-- start --

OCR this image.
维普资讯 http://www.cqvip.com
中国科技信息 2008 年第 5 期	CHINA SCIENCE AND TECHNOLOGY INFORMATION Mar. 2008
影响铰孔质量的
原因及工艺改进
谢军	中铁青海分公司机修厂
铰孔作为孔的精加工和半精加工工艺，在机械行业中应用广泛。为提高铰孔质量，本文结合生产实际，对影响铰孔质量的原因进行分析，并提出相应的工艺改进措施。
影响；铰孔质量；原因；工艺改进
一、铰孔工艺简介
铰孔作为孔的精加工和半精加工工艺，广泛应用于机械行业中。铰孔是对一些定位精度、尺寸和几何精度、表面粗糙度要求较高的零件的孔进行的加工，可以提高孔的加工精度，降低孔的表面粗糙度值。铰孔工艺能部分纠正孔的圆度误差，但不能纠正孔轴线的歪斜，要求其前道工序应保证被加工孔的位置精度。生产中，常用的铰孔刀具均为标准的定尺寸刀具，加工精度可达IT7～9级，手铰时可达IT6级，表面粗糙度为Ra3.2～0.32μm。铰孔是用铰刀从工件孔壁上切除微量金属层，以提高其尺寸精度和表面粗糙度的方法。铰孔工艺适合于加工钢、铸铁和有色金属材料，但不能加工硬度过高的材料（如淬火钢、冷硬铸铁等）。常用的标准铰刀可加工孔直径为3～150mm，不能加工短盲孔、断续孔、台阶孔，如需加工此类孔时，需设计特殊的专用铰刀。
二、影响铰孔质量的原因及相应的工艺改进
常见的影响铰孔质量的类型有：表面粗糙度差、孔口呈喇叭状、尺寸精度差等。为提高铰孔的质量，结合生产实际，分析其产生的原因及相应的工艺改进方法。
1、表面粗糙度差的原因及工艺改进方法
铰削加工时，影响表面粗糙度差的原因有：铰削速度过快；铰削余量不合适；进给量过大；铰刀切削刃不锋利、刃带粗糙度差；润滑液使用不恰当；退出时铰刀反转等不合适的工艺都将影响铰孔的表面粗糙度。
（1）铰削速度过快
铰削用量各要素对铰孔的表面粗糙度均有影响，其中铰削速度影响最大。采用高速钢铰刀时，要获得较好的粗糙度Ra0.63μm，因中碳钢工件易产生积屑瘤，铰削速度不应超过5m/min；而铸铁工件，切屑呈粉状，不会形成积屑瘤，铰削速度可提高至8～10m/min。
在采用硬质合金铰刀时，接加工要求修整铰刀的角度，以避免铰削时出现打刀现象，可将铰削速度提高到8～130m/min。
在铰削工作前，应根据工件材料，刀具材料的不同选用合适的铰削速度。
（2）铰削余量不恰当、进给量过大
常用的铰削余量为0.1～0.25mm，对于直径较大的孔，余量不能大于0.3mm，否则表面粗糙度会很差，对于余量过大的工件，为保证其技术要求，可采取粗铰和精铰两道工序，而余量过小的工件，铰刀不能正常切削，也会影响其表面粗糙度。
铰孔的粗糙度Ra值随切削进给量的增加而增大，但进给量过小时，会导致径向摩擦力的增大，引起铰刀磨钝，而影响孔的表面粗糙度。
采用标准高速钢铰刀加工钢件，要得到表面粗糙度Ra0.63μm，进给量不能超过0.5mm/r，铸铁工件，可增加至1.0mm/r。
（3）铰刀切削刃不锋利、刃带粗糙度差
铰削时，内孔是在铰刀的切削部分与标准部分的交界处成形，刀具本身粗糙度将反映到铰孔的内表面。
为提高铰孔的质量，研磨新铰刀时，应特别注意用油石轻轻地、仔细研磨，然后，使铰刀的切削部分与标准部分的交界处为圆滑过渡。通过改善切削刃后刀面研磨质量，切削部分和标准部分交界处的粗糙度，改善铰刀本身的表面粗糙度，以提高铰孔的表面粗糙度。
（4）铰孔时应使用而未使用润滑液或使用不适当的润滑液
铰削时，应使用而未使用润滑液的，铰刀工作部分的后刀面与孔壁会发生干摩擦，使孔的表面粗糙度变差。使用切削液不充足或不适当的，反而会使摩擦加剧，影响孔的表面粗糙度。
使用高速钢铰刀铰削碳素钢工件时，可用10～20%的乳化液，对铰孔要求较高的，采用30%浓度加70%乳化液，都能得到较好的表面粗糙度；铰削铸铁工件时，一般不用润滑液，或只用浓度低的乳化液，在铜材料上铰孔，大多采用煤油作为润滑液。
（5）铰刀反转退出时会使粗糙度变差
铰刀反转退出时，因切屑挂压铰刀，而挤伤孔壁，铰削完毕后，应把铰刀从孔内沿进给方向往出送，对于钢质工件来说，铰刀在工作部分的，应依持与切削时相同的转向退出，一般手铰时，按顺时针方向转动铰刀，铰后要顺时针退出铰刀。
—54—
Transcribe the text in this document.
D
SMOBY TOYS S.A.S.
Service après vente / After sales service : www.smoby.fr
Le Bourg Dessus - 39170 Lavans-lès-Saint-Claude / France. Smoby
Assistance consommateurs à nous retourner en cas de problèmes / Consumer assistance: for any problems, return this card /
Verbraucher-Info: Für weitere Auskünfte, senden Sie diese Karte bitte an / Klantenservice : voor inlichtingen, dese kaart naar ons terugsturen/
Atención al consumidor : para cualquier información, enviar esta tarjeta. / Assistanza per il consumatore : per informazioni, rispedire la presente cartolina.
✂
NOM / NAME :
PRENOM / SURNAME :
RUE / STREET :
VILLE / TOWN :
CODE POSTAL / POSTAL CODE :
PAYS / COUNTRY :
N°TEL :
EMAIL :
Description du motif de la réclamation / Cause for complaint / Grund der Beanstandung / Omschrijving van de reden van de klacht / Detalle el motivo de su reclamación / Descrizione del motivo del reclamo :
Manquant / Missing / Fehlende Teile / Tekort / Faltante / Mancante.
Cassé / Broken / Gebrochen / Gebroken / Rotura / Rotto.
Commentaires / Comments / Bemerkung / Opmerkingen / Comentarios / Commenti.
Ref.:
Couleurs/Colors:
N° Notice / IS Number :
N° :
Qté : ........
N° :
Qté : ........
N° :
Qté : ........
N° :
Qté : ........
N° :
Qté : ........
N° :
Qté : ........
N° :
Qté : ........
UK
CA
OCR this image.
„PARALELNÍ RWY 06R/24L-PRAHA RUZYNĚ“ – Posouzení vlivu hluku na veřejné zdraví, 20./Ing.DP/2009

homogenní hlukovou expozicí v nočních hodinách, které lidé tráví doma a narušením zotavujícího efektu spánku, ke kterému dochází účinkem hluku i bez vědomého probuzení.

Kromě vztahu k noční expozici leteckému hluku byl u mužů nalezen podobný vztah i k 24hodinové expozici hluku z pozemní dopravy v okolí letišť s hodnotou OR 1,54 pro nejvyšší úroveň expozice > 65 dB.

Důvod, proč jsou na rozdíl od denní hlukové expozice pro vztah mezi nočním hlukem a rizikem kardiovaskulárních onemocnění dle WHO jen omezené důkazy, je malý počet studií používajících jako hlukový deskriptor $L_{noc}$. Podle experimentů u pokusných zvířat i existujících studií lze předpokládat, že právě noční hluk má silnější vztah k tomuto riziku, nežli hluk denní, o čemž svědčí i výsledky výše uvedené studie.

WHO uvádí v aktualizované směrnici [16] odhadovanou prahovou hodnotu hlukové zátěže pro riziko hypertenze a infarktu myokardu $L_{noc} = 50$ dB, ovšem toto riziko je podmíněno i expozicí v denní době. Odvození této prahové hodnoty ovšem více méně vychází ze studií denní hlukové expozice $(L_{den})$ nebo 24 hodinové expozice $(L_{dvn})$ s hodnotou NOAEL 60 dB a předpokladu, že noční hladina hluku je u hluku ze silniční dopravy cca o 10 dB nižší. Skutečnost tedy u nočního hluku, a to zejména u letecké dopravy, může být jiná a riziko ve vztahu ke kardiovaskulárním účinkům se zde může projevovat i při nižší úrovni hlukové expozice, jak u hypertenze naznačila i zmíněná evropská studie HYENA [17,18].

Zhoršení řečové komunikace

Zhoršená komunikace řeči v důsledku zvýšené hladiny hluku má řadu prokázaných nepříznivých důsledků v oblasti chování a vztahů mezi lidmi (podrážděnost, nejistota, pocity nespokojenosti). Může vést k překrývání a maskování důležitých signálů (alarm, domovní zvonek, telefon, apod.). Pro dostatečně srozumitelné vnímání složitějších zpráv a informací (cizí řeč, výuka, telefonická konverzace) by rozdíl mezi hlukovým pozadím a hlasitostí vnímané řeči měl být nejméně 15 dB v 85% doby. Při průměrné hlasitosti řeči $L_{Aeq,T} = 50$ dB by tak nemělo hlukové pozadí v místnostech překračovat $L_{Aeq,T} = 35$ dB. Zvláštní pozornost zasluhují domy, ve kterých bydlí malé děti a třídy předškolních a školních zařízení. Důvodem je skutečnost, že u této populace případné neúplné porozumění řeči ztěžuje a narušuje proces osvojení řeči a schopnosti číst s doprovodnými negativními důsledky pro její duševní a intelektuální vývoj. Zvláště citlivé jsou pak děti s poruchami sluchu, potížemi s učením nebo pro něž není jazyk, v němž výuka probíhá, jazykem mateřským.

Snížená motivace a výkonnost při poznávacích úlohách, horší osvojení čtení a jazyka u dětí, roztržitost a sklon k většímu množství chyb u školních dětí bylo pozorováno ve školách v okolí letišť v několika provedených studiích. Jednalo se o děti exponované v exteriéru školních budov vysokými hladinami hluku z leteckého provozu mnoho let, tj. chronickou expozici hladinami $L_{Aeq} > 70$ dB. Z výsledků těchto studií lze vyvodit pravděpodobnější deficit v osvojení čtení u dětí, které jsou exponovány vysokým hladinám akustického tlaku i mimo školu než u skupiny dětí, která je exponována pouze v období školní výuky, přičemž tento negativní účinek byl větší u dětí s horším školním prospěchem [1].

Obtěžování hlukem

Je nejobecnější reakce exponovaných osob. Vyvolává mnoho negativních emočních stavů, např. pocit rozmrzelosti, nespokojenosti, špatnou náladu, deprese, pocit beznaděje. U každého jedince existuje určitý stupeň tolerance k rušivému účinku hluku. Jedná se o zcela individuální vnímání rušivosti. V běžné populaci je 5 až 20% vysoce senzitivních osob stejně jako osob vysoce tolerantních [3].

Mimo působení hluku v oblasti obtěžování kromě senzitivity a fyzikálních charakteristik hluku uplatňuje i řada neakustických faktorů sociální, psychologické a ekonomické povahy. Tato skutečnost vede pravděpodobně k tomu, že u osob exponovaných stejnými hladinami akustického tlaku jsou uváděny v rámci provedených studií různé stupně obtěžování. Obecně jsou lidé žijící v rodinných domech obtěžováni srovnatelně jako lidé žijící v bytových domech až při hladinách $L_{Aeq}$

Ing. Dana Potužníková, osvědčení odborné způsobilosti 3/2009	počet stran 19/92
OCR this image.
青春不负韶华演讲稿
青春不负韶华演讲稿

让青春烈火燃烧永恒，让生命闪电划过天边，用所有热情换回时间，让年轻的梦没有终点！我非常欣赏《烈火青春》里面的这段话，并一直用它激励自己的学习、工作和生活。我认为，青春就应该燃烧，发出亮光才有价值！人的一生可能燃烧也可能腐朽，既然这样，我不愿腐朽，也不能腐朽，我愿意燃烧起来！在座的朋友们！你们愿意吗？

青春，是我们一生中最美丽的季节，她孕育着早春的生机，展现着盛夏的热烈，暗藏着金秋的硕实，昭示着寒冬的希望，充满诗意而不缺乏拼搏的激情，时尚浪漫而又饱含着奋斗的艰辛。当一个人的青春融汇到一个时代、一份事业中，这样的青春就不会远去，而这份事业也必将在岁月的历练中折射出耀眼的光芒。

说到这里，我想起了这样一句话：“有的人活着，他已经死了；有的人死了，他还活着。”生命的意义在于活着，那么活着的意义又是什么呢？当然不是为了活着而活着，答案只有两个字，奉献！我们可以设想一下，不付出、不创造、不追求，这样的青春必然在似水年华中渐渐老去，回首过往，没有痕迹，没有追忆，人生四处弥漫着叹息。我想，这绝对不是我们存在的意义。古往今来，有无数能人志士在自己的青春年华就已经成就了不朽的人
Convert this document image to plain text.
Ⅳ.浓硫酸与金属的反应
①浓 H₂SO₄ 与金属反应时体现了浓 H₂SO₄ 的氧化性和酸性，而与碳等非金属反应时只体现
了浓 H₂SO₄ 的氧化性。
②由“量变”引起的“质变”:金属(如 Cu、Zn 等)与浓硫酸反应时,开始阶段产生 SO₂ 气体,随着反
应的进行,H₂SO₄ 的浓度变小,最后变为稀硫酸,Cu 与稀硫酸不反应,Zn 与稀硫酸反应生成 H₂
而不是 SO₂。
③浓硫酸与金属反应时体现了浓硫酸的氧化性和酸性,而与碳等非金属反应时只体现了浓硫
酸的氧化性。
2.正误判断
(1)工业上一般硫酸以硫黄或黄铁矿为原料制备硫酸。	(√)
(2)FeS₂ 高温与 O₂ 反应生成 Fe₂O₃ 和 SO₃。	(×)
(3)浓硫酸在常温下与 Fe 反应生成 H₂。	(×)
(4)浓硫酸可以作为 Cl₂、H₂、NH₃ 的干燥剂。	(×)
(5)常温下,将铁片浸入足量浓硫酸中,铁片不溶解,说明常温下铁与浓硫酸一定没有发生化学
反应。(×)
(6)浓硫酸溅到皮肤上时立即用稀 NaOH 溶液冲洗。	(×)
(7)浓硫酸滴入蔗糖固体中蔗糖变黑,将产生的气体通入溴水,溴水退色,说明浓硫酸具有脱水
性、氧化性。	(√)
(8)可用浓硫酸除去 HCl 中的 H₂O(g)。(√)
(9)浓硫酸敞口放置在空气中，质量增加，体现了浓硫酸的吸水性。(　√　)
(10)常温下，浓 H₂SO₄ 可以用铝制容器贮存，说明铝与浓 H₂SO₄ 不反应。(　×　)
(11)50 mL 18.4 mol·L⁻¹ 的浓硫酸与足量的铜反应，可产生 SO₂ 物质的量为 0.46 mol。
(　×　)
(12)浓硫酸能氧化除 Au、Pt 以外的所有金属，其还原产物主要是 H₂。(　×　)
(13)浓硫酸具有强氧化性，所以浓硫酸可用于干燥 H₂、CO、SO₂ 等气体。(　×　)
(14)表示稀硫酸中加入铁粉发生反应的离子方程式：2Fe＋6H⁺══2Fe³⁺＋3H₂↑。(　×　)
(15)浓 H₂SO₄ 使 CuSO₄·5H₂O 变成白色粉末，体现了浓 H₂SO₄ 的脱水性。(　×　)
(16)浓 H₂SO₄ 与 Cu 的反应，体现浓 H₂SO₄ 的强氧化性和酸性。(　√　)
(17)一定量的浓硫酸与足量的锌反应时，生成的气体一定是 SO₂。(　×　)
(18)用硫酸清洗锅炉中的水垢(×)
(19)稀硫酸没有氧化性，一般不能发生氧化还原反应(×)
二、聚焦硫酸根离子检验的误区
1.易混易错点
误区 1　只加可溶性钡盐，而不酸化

-- end --

WHAT IS NEEDED – Copy each line from the records above that includes the string "为提高铰孔的质量".

EXERCISE OUTPUT –
常见的影响铰孔质量的类型有：表面粗糙度差、孔口呈喇叭状、尺寸精度差等。为提高铰孔的质量，结合生产实际，分析其产生的原因及相应的工艺改进方法。
为提高铰孔的质量，研磨新铰刀时，应特别注意用油石轻轻地、仔细研磨，然后，使铰刀的切削部分与标准部分的交界处为圆滑过渡。通过改善切削刃后刀面研磨质量，切削部分和标准部分交界处的粗糙度，改善铰刀本身的表面粗糙度，以提高铰孔的表面粗糙度。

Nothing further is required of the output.